(Collected data)
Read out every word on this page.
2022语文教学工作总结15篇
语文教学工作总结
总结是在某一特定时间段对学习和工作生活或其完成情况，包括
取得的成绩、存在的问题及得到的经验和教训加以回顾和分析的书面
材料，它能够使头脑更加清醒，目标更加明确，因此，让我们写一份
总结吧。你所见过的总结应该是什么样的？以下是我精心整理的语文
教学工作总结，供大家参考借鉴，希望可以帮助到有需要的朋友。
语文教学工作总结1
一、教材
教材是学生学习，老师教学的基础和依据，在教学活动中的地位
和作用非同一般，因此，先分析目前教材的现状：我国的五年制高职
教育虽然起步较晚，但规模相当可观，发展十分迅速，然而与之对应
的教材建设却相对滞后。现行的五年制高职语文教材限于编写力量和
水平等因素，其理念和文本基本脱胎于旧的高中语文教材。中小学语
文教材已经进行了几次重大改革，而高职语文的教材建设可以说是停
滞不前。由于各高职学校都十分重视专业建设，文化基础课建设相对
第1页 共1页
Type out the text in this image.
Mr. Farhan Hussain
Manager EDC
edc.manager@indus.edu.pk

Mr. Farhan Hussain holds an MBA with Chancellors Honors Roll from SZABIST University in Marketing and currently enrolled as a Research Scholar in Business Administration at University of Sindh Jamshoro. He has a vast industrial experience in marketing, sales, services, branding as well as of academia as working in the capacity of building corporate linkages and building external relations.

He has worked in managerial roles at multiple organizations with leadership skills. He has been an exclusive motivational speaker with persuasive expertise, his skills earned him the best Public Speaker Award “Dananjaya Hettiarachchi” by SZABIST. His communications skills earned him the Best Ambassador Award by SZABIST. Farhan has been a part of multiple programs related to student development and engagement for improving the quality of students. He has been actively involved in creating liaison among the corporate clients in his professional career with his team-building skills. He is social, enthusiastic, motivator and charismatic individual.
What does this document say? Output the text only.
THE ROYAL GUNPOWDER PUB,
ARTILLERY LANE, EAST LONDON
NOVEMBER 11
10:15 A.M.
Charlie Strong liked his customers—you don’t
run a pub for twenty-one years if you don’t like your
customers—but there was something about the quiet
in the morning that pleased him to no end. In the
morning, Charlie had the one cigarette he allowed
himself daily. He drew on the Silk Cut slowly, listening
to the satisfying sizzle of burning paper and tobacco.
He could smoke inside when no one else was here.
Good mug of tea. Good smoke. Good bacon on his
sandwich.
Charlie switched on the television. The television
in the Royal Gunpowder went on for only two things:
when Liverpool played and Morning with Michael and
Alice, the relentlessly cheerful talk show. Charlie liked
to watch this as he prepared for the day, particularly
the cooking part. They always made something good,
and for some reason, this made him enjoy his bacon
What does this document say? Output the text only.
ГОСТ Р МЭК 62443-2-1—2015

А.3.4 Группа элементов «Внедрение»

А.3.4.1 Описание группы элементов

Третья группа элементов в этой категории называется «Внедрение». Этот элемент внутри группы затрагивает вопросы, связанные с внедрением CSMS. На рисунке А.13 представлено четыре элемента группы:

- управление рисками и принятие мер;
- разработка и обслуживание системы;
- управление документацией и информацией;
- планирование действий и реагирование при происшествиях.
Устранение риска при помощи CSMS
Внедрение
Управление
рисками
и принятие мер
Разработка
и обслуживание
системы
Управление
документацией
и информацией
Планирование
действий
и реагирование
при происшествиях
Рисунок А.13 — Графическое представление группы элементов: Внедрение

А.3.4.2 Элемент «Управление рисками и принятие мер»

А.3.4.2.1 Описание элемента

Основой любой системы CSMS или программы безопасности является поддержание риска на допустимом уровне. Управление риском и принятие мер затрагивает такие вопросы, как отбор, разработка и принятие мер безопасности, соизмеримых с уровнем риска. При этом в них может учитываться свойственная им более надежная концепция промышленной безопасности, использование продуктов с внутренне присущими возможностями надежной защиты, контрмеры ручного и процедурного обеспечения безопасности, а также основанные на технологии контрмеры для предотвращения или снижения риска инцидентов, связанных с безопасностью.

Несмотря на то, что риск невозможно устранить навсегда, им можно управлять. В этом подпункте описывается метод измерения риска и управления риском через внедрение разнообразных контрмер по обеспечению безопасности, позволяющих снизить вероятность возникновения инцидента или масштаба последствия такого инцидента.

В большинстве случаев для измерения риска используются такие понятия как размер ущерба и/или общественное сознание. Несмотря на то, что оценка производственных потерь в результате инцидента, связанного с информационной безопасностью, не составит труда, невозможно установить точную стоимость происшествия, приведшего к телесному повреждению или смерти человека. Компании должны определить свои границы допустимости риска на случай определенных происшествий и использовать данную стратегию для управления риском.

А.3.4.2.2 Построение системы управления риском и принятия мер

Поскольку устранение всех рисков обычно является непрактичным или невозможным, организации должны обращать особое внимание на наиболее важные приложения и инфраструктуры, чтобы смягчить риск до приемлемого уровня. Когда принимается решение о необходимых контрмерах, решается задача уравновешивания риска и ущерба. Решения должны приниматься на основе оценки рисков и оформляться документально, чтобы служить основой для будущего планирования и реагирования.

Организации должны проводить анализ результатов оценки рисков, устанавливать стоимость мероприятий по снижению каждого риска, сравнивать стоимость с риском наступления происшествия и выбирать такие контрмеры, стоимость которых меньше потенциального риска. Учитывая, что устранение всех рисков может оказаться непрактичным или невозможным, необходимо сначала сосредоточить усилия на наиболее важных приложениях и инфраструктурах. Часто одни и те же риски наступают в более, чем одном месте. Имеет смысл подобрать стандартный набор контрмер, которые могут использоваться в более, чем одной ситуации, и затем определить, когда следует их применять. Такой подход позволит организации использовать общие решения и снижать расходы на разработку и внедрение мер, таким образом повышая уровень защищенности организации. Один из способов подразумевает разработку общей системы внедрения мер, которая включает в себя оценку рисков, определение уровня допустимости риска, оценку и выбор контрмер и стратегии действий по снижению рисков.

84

### TASK DESCRIPTION
Copy the records above exactly.

### EXERCISE SOLUTION
Read out every word on this page.
2022语文教学工作总结15篇
语文教学工作总结
总结是在某一特定时间段对学习和工作生活或其完成情况，包括
取得的成绩、存在的问题及得到的经验和教训加以回顾和分析的书面
材料，它能够使头脑更加清醒，目标更加明确，因此，让我们写一份
总结吧。你所见过的总结应该是什么样的？以下是我精心整理的语文
教学工作总结，供大家参考借鉴，希望可以帮助到有需要的朋友。
语文教学工作总结1
一、教材
教材是学生学习，老师教学的基础和依据，在教学活动中的地位
和作用非同一般，因此，先分析目前教材的现状：我国的五年制高职
教育虽然起步较晚，但规模相当可观，发展十分迅速，然而与之对应
的教材建设却相对滞后。现行的五年制高职语文教材限于编写力量和
水平等因素，其理念和文本基本脱胎于旧的高中语文教材。中小学语
文教材已经进行了几次重大改革，而高职语文的教材建设可以说是停
滞不前。由于各高职学校都十分重视专业建设，文化基础课建设相对
第1页 共1页
Type out the text in this image.
Mr. Farhan Hussain
Manager EDC
edc.manager@indus.edu.pk

Mr. Farhan Hussain holds an MBA with Chancellors Honors Roll from SZABIST University in Marketing and currently enrolled as a Research Scholar in Business Administration at University of Sindh Jamshoro. He has a vast industrial experience in marketing, sales, services, branding as well as of academia as working in the capacity of building corporate linkages and building external relations.

He has worked in managerial roles at multiple organizations with leadership skills. He has been an exclusive motivational speaker with persuasive expertise, his skills earned him the best Public Speaker Award “Dananjaya Hettiarachchi” by SZABIST. His communications skills earned him the Best Ambassador Award by SZABIST. Farhan has been a part of multiple programs related to student development and engagement for improving the quality of students. He has been actively involved in creating liaison among the corporate clients in his professional career with his team-building skills. He is social, enthusiastic, motivator and charismatic individual.
What does this document say? Output the text only.
THE ROYAL GUNPOWDER PUB,
ARTILLERY LANE, EAST LONDON
NOVEMBER 11
10:15 A.M.
Charlie Strong liked his customers—you don’t
run a pub for twenty-one years if you don’t like your
customers—but there was something about the quiet
in the morning that pleased him to no end. In the
morning, Charlie had the one cigarette he allowed
himself daily. He drew on the Silk Cut slowly, listening
to the satisfying sizzle of burning paper and tobacco.
He could smoke inside when no one else was here.
Good mug of tea. Good smoke. Good bacon on his
sandwich.
Charlie switched on the television. The television
in the Royal Gunpowder went on for only two things:
when Liverpool played and Morning with Michael and
Alice, the relentlessly cheerful talk show. Charlie liked
to watch this as he prepared for the day, particularly
the cooking part. They always made something good,
and for some reason, this made him enjoy his bacon
What does this document say? Output the text only.
ГОСТ Р МЭК 62443-2-1—2015

А.3.4 Группа элементов «Внедрение»

А.3.4.1 Описание группы элементов

Третья группа элементов в этой категории называется «Внедрение». Этот элемент внутри группы затрагивает вопросы, связанные с внедрением CSMS. На рисунке А.13 представлено четыре элемента группы:

- управление рисками и принятие мер;
- разработка и обслуживание системы;
- управление документацией и информацией;
- планирование действий и реагирование при происшествиях.
Устранение риска при помощи CSMS
Внедрение
Управление
рисками
и принятие мер
Разработка
и обслуживание
системы
Управление
документацией
и информацией
Планирование
действий
и реагирование
при происшествиях
Рисунок А.13 — Графическое представление группы элементов: Внедрение

А.3.4.2 Элемент «Управление рисками и принятие мер»

А.3.4.2.1 Описание элемента

Основой любой системы CSMS или программы безопасности является поддержание риска на допустимом уровне. Управление риском и принятие мер затрагивает такие вопросы, как отбор, разработка и принятие мер безопасности, соизмеримых с уровнем риска. При этом в них может учитываться свойственная им более надежная концепция промышленной безопасности, использование продуктов с внутренне присущими возможностями надежной защиты, контрмеры ручного и процедурного обеспечения безопасности, а также основанные на технологии контрмеры для предотвращения или снижения риска инцидентов, связанных с безопасностью.

Несмотря на то, что риск невозможно устранить навсегда, им можно управлять. В этом подпункте описывается метод измерения риска и управления риском через внедрение разнообразных контрмер по обеспечению безопасности, позволяющих снизить вероятность возникновения инцидента или масштаба последствия такого инцидента.

В большинстве случаев для измерения риска используются такие понятия как размер ущерба и/или общественное сознание. Несмотря на то, что оценка производственных потерь в результате инцидента, связанного с информационной безопасностью, не составит труда, невозможно установить точную стоимость происшествия, приведшего к телесному повреждению или смерти человека. Компании должны определить свои границы допустимости риска на случай определенных происшествий и использовать данную стратегию для управления риском.

А.3.4.2.2 Построение системы управления риском и принятия мер

Поскольку устранение всех рисков обычно является непрактичным или невозможным, организации должны обращать особое внимание на наиболее важные приложения и инфраструктуры, чтобы смягчить риск до приемлемого уровня. Когда принимается решение о необходимых контрмерах, решается задача уравновешивания риска и ущерба. Решения должны приниматься на основе оценки рисков и оформляться документально, чтобы служить основой для будущего планирования и реагирования.

Организации должны проводить анализ результатов оценки рисков, устанавливать стоимость мероприятий по снижению каждого риска, сравнивать стоимость с риском наступления происшествия и выбирать такие контрмеры, стоимость которых меньше потенциального риска. Учитывая, что устранение всех рисков может оказаться непрактичным или невозможным, необходимо сначала сосредоточить усилия на наиболее важных приложениях и инфраструктурах. Часто одни и те же риски наступают в более, чем одном месте. Имеет смысл подобрать стандартный набор контрмер, которые могут использоваться в более, чем одной ситуации, и затем определить, когда следует их применять. Такой подход позволит организации использовать общие решения и снижать расходы на разработку и внедрение мер, таким образом повышая уровень защищенности организации. Один из способов подразумевает разработку общей системы внедрения мер, которая включает в себя оценку рисков, определение уровня допустимости риска, оценку и выбор контрмер и стратегии действий по снижению рисков.

84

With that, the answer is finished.